===== DATA SHOWN =====

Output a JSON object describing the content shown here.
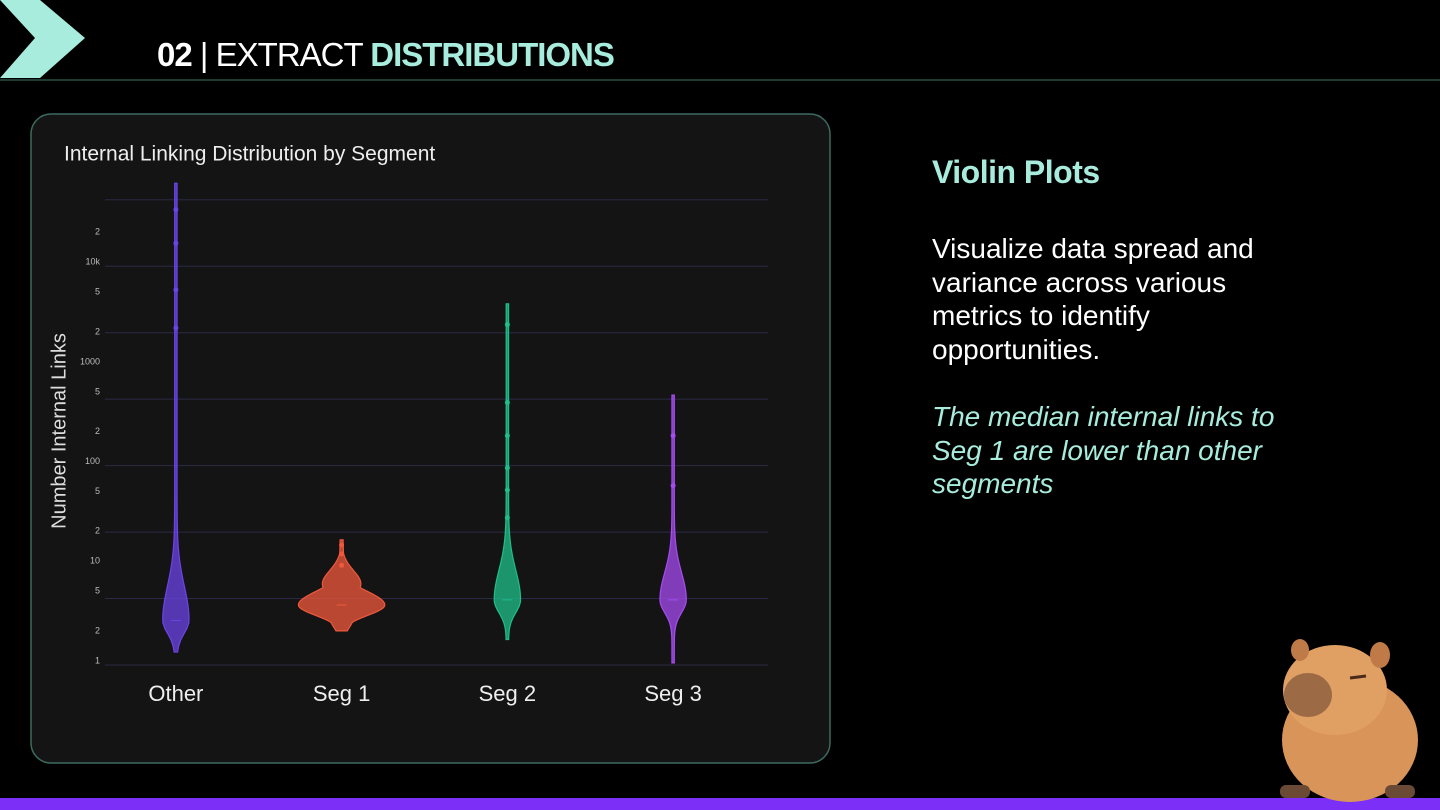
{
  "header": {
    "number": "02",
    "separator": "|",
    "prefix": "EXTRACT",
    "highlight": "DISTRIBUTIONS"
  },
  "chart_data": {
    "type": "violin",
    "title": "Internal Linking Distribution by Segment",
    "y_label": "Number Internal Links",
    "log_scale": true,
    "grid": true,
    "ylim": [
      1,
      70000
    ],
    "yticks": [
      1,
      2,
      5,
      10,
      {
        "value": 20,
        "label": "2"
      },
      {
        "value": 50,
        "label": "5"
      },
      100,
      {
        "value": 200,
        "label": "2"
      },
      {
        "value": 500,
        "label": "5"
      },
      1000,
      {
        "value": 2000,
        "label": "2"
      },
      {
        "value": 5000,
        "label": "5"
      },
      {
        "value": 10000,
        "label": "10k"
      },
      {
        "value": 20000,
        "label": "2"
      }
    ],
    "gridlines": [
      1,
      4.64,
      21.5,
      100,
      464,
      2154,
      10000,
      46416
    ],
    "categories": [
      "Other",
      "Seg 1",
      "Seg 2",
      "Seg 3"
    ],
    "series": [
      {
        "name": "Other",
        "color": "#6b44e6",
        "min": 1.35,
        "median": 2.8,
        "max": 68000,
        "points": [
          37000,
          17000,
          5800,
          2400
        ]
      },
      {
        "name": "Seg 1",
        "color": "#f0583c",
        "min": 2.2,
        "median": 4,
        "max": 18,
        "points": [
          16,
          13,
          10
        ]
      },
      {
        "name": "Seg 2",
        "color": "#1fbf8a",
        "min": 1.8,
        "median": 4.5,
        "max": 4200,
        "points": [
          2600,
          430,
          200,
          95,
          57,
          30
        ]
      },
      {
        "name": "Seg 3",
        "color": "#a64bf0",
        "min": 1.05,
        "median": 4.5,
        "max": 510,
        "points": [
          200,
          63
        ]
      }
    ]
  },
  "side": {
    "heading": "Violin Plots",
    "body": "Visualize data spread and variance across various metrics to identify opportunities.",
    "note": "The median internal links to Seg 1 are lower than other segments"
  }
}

=====

#### WHAT IS ASKED:
Only the number should be given: how many lines of the data contain the word "median"?

#### ANSWER TO THE TASK:
5